* **Work to do**:
Transcribe the material exactly. Images do not belong in the copy.

• • • • • • •

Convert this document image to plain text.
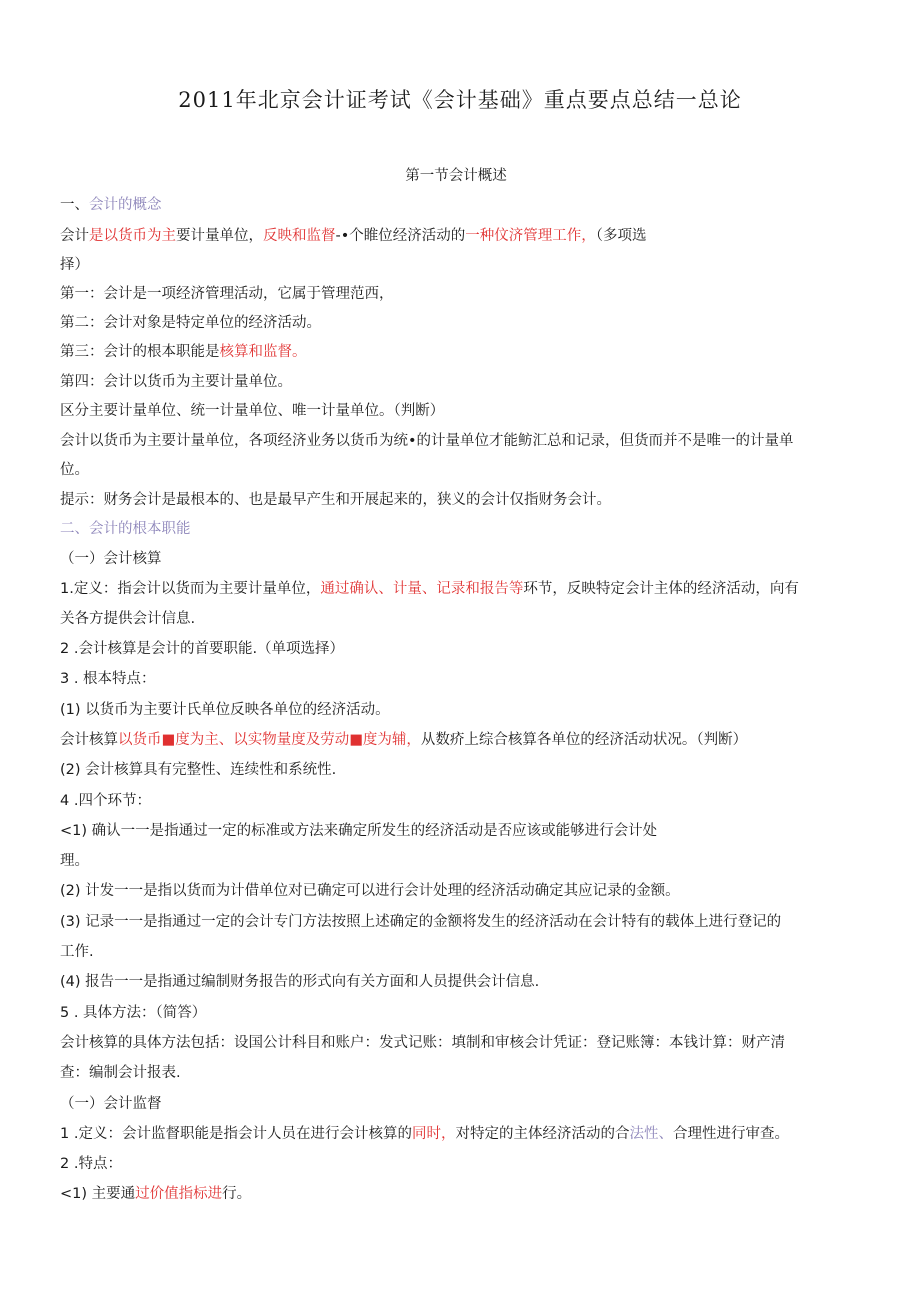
2011年北京会计证考试《会计基础》重点要点总结一总论
第一节会计概述
一、会计的概念
会计是以货币为主要计量单位，反映和监督-•个睢位经济活动的一种伩济管理工作，（多项选
择）
第一：会计是一项经济管理活动，它属于管理范西，
第二：会计对象是特定单位的经济活动。
第三：会计的根本职能是核算和监督。
第四：会计以货币为主要计量单位。
区分主要计量单位、统一计量单位、唯一计量单位。（判断）
会计以货币为主要计量单位，各项经济业务以货币为统•的计量单位才能鲂汇总和记录，但货而并不是唯一的计量单
位。
提示：财务会计是最根本的、也是最早产生和开展起来的，狭义的会计仅指财务会计。
二、会计的根本职能
（一）会计核算
1.定义：指会计以货而为主要计量单位，通过确认、计量、记录和报告等环节，反映特定会计主体的经济活动，向有
关各方提供会计信息.
2 .会计核算是会计的首要职能.（单项选择）
3 . 根本特点：
(1) 以货币为主要计氏单位反映各单位的经济活动。
会计核算以货币■度为主、以实物量度及劳动■度为辅，从数疥上综合核算各单位的经济活动状况。（判断）
(2) 会计核算具有完整性、连续性和系统性.
4 .四个环节：
<1) 确认一一是指通过一定的标准或方法来确定所发生的经济活动是否应该或能够进行会计处
理。
(2) 计发一一是指以货而为计借单位对已确定可以进行会计处理的经济活动确定其应记录的金额。
(3) 记录一一是指通过一定的会计专门方法按照上述确定的金额将发生的经济活动在会计特有的载体上进行登记的
工作.
(4) 报告一一是指通过编制财务报告的形式向有关方面和人员提供会计信息.
5 . 具体方法：（简答）
会计核算的具体方法包括：设国公计科目和账户：发式记账：填制和审核会计凭证：登记账簿：本钱计算：财产清
查：编制会计报表.
（一）会计监督
1 .定义：会计监督职能是指会计人员在进行会计核算的同时，对特定的主体经济活动的合法性、合理性进行审查。
2 .特点：
<1) 主要通过价值指标进行。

• • • • • • •

* **Exercise response**:
Convert this document image to plain text.
2011年北京会计证考试《会计基础》重点要点总结一总论
第一节会计概述
一、会计的概念
会计是以货币为主要计量单位，反映和监督-•个睢位经济活动的一种伩济管理工作，（多项选
择）
第一：会计是一项经济管理活动，它属于管理范西，
第二：会计对象是特定单位的经济活动。
第三：会计的根本职能是核算和监督。
第四：会计以货币为主要计量单位。
区分主要计量单位、统一计量单位、唯一计量单位。（判断）
会计以货币为主要计量单位，各项经济业务以货币为统•的计量单位才能鲂汇总和记录，但货而并不是唯一的计量单
位。
提示：财务会计是最根本的、也是最早产生和开展起来的，狭义的会计仅指财务会计。
二、会计的根本职能
（一）会计核算
1.定义：指会计以货而为主要计量单位，通过确认、计量、记录和报告等环节，反映特定会计主体的经济活动，向有
关各方提供会计信息.
2 .会计核算是会计的首要职能.（单项选择）
3 . 根本特点：
(1) 以货币为主要计氏单位反映各单位的经济活动。
会计核算以货币■度为主、以实物量度及劳动■度为辅，从数疥上综合核算各单位的经济活动状况。（判断）
(2) 会计核算具有完整性、连续性和系统性.
4 .四个环节：
<1) 确认一一是指通过一定的标准或方法来确定所发生的经济活动是否应该或能够进行会计处
理。
(2) 计发一一是指以货而为计借单位对已确定可以进行会计处理的经济活动确定其应记录的金额。
(3) 记录一一是指通过一定的会计专门方法按照上述确定的金额将发生的经济活动在会计特有的载体上进行登记的
工作.
(4) 报告一一是指通过编制财务报告的形式向有关方面和人员提供会计信息.
5 . 具体方法：（简答）
会计核算的具体方法包括：设国公计科目和账户：发式记账：填制和审核会计凭证：登记账簿：本钱计算：财产清
查：编制会计报表.
（一）会计监督
1 .定义：会计监督职能是指会计人员在进行会计核算的同时，对特定的主体经济活动的合法性、合理性进行审查。
2 .特点：
<1) 主要通过价值指标进行。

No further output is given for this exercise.